— Start of Records —

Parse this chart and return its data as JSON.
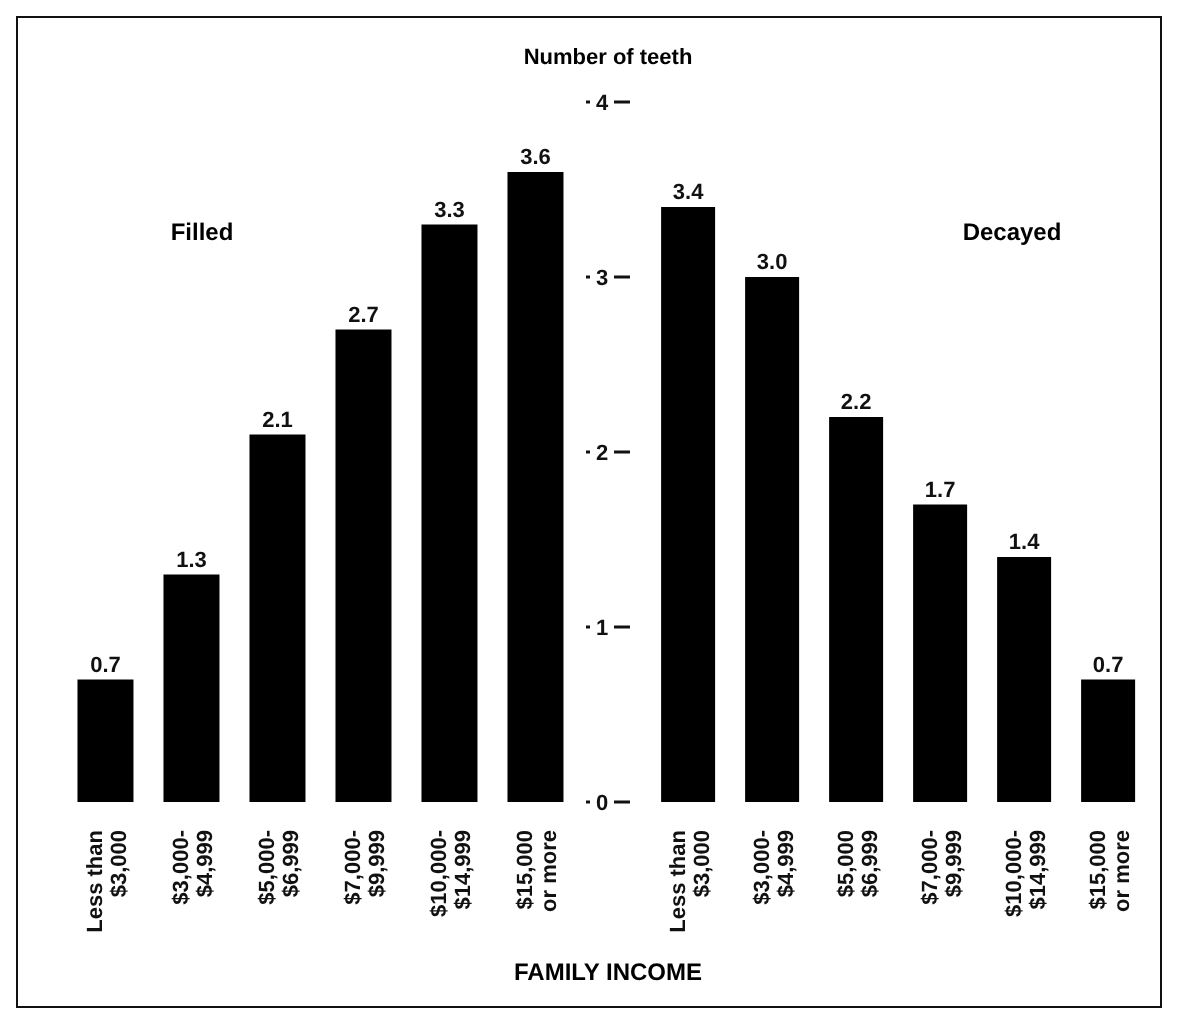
{
  "chart_data": [
    {
      "type": "bar",
      "title": "Filled",
      "categories": [
        "Less than\n$3,000",
        "$3,000-\n$4,999",
        "$5,000-\n$6,999",
        "$7,000-\n$9,999",
        "$10,000-\n$14,999",
        "$15,000\nor more"
      ],
      "values": [
        0.7,
        1.3,
        2.1,
        2.7,
        3.3,
        3.6
      ],
      "value_labels": [
        "0.7",
        "1.3",
        "2.1",
        "2.7",
        "3.3",
        "3.6"
      ],
      "color": "#000000",
      "ylim": [
        0,
        4
      ],
      "yticks": [
        0,
        1,
        2,
        3,
        4
      ],
      "tick_labels": "x"
    },
    {
      "type": "bar",
      "title": "Decayed",
      "ylabel": "Number of teeth",
      "xlabel": "FAMILY INCOME",
      "categories": [
        "Less than\n$3,000",
        "$3,000-\n$4,999",
        "$5,000\n$6,999",
        "$7,000-\n$9,999",
        "$10,000-\n$14,999",
        "$15,000\nor more"
      ],
      "values": [
        3.4,
        3.0,
        2.2,
        1.7,
        1.4,
        0.7
      ],
      "value_labels": [
        "3.4",
        "3.0",
        "2.2",
        "1.7",
        "1.4",
        "0.7"
      ],
      "color": "#000000",
      "ylim": [
        0,
        4
      ],
      "yticks": [
        0,
        1,
        2,
        3,
        4
      ]
    }
  ]
}
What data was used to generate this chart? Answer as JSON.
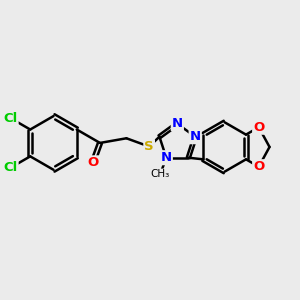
{
  "background_color": "#ebebeb",
  "bond_color": "#000000",
  "bond_width": 1.8,
  "atom_colors": {
    "Cl": "#00cc00",
    "O": "#ff0000",
    "N": "#0000ff",
    "S": "#ccaa00",
    "C": "#000000"
  },
  "figsize": [
    3.0,
    3.0
  ],
  "dpi": 100
}
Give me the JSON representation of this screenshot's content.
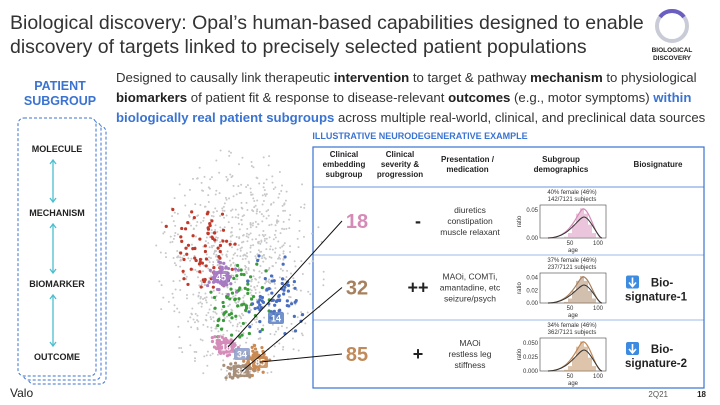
{
  "header": {
    "title_lines": [
      "Biological discovery: Opal’s human-based capabilities designed to enable",
      "discovery of targets linked to precisely selected patient populations"
    ],
    "logo_lines": [
      "BIOLOGICAL",
      "DISCOVERY"
    ]
  },
  "sidebar": {
    "title_lines": [
      "PATIENT",
      "SUBGROUP"
    ],
    "levels": [
      "MOLECULE",
      "MECHANISM",
      "BIOMARKER",
      "OUTCOME"
    ]
  },
  "paragraph": {
    "segments": [
      {
        "text": "Designed to causally link therapeutic ",
        "style": "normal"
      },
      {
        "text": "intervention",
        "style": "bold"
      },
      {
        "text": " to target & pathway ",
        "style": "normal"
      },
      {
        "text": "mechanism",
        "style": "bold"
      },
      {
        "text": " to physiological ",
        "style": "normal"
      },
      {
        "text": "biomarkers",
        "style": "bold"
      },
      {
        "text": " of patient fit & response to disease-relevant ",
        "style": "normal"
      },
      {
        "text": "outcomes",
        "style": "bold"
      },
      {
        "text": " (e.g., motor symptoms) ",
        "style": "normal"
      },
      {
        "text": "within biologically real patient subgroups",
        "style": "blue"
      },
      {
        "text": " across multiple real-world, clinical, and preclinical data sources",
        "style": "normal"
      }
    ]
  },
  "example_title": "ILLUSTRATIVE NEURODEGENERATIVE EXAMPLE",
  "cluster_labels": [
    {
      "text": "45",
      "color": "#a77bc4"
    },
    {
      "text": "14",
      "color": "#5b7fc2"
    },
    {
      "text": "18",
      "color": "#d58bb8"
    },
    {
      "text": "34",
      "color": "#8a9bc6"
    },
    {
      "text": "85",
      "color": "#c98a55"
    },
    {
      "text": "32",
      "color": "#a88f7a"
    }
  ],
  "table": {
    "headers": [
      [
        "Clinical",
        "embedding",
        "subgroup"
      ],
      [
        "Clinical",
        "severity &",
        "progression"
      ],
      [
        "Presentation /",
        "medication"
      ],
      [
        "Subgroup",
        "demographics"
      ],
      [
        "Biosignature"
      ]
    ],
    "rows": [
      {
        "subgroup": "18",
        "color": "#d58bb8",
        "severity": "-",
        "presentation": [
          "diuretics",
          "constipation",
          "muscle relaxant"
        ],
        "demo_lines": [
          "40% female (46%)",
          "142/7121 subjects"
        ],
        "yticks": [
          "0.05",
          "0.00"
        ],
        "xticks": [
          "50",
          "100"
        ],
        "ylabel": "ratio",
        "xlabel": "age"
      },
      {
        "subgroup": "32",
        "color": "#a7805e",
        "severity": "++",
        "presentation": [
          "MAOi, COMTi,",
          "amantadine, etc",
          "seizure/psych"
        ],
        "demo_lines": [
          "37% female (46%)",
          "237/7121 subjects"
        ],
        "yticks": [
          "0.04",
          "0.02",
          "0.00"
        ],
        "xticks": [
          "50",
          "100"
        ],
        "ylabel": "ratio",
        "xlabel": "age",
        "biosignature": [
          "Bio-",
          "signature-1"
        ]
      },
      {
        "subgroup": "85",
        "color": "#c08a5a",
        "severity": "+",
        "presentation": [
          "MAOi",
          "restless leg",
          "stiffness"
        ],
        "demo_lines": [
          "34% female (46%)",
          "362/7121 subjects"
        ],
        "yticks": [
          "0.050",
          "0.025",
          "0.000"
        ],
        "xticks": [
          "50",
          "100"
        ],
        "ylabel": "ratio",
        "xlabel": "age",
        "biosignature": [
          "Bio-",
          "signature-2"
        ]
      }
    ]
  },
  "footer": {
    "brand": "Valo",
    "period": "2Q21",
    "page": "18"
  }
}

— End of Records —

Challenge:
Omit the pictures and reproduce the listing exactly.

Result for this task:
Parse this chart and return its data as JSON.
{
  "chart_data": [
    {
      "type": "bar",
      "title": "Filled",
      "categories": [
        "Less than\n$3,000",
        "$3,000-\n$4,999",
        "$5,000-\n$6,999",
        "$7,000-\n$9,999",
        "$10,000-\n$14,999",
        "$15,000\nor more"
      ],
      "values": [
        0.7,
        1.3,
        2.1,
        2.7,
        3.3,
        3.6
      ],
      "value_labels": [
        "0.7",
        "1.3",
        "2.1",
        "2.7",
        "3.3",
        "3.6"
      ],
      "color": "#000000",
      "ylim": [
        0,
        4
      ],
      "yticks": [
        0,
        1,
        2,
        3,
        4
      ],
      "tick_labels": "x"
    },
    {
      "type": "bar",
      "title": "Decayed",
      "ylabel": "Number of teeth",
      "xlabel": "FAMILY INCOME",
      "categories": [
        "Less than\n$3,000",
        "$3,000-\n$4,999",
        "$5,000\n$6,999",
        "$7,000-\n$9,999",
        "$10,000-\n$14,999",
        "$15,000\nor more"
      ],
      "values": [
        3.4,
        3.0,
        2.2,
        1.7,
        1.4,
        0.7
      ],
      "value_labels": [
        "3.4",
        "3.0",
        "2.2",
        "1.7",
        "1.4",
        "0.7"
      ],
      "color": "#000000",
      "ylim": [
        0,
        4
      ],
      "yticks": [
        0,
        1,
        2,
        3,
        4
      ]
    }
  ]
}
What data was used to generate this chart? Answer as JSON.
{
  "background_color": "#ebebeb",
  "bond_color": "#000000",
  "bond_width": 1.8,
  "atom_colors": {
    "Cl": "#00cc00",
    "O": "#ff0000",
    "N": "#0000ff",
    "S": "#ccaa00",
    "C": "#000000"
  },
  "figsize": [
    3.0,
    3.0
  ],
  "dpi": 100
}
Give me the JSON representation of this screenshot's content.
{
  "header": {
    "title_lines": [
      "Biological discovery: Opal’s human-based capabilities designed to enable",
      "discovery of targets linked to precisely selected patient populations"
    ],
    "logo_lines": [
      "BIOLOGICAL",
      "DISCOVERY"
    ]
  },
  "sidebar": {
    "title_lines": [
      "PATIENT",
      "SUBGROUP"
    ],
    "levels": [
      "MOLECULE",
      "MECHANISM",
      "BIOMARKER",
      "OUTCOME"
    ]
  },
  "paragraph": {
    "segments": [
      {
        "text": "Designed to causally link therapeutic ",
        "style": "normal"
      },
      {
        "text": "intervention",
        "style": "bold"
      },
      {
        "text": " to target & pathway ",
        "style": "normal"
      },
      {
        "text": "mechanism",
        "style": "bold"
      },
      {
        "text": " to physiological ",
        "style": "normal"
      },
      {
        "text": "biomarkers",
        "style": "bold"
      },
      {
        "text": " of patient fit & response to disease-relevant ",
        "style": "normal"
      },
      {
        "text": "outcomes",
        "style": "bold"
      },
      {
        "text": " (e.g., motor symptoms) ",
        "style": "normal"
      },
      {
        "text": "within biologically real patient subgroups",
        "style": "blue"
      },
      {
        "text": " across multiple real-world, clinical, and preclinical data sources",
        "style": "normal"
      }
    ]
  },
  "example_title": "ILLUSTRATIVE NEURODEGENERATIVE EXAMPLE",
  "cluster_labels": [
    {
      "text": "45",
      "color": "#a77bc4"
    },
    {
      "text": "14",
      "color": "#5b7fc2"
    },
    {
      "text": "18",
      "color": "#d58bb8"
    },
    {
      "text": "34",
      "color": "#8a9bc6"
    },
    {
      "text": "85",
      "color": "#c98a55"
    },
    {
      "text": "32",
      "color": "#a88f7a"
    }
  ],
  "table": {
    "headers": [
      [
        "Clinical",
        "embedding",
        "subgroup"
      ],
      [
        "Clinical",
        "severity &",
        "progression"
      ],
      [
        "Presentation /",
        "medication"
      ],
      [
        "Subgroup",
        "demographics"
      ],
      [
        "Biosignature"
      ]
    ],
    "rows": [
      {
        "subgroup": "18",
        "color": "#d58bb8",
        "severity": "-",
        "presentation": [
          "diuretics",
          "constipation",
          "muscle relaxant"
        ],
        "demo_lines": [
          "40% female (46%)",
          "142/7121 subjects"
        ],
        "yticks": [
          "0.05",
          "0.00"
        ],
        "xticks": [
          "50",
          "100"
        ],
        "ylabel": "ratio",
        "xlabel": "age"
      },
      {
        "subgroup": "32",
        "color": "#a7805e",
        "severity": "++",
        "presentation": [
          "MAOi, COMTi,",
          "amantadine, etc",
          "seizure/psych"
        ],
        "demo_lines": [
          "37% female (46%)",
          "237/7121 subjects"
        ],
        "yticks": [
          "0.04",
          "0.02",
          "0.00"
        ],
        "xticks": [
          "50",
          "100"
        ],
        "ylabel": "ratio",
        "xlabel": "age",
        "biosignature": [
          "Bio-",
          "signature-1"
        ]
      },
      {
        "subgroup": "85",
        "color": "#c08a5a",
        "severity": "+",
        "presentation": [
          "MAOi",
          "restless leg",
          "stiffness"
        ],
        "demo_lines": [
          "34% female (46%)",
          "362/7121 subjects"
        ],
        "yticks": [
          "0.050",
          "0.025",
          "0.000"
        ],
        "xticks": [
          "50",
          "100"
        ],
        "ylabel": "ratio",
        "xlabel": "age",
        "biosignature": [
          "Bio-",
          "signature-2"
        ]
      }
    ]
  },
  "footer": {
    "brand": "Valo",
    "period": "2Q21",
    "page": "18"
  }
}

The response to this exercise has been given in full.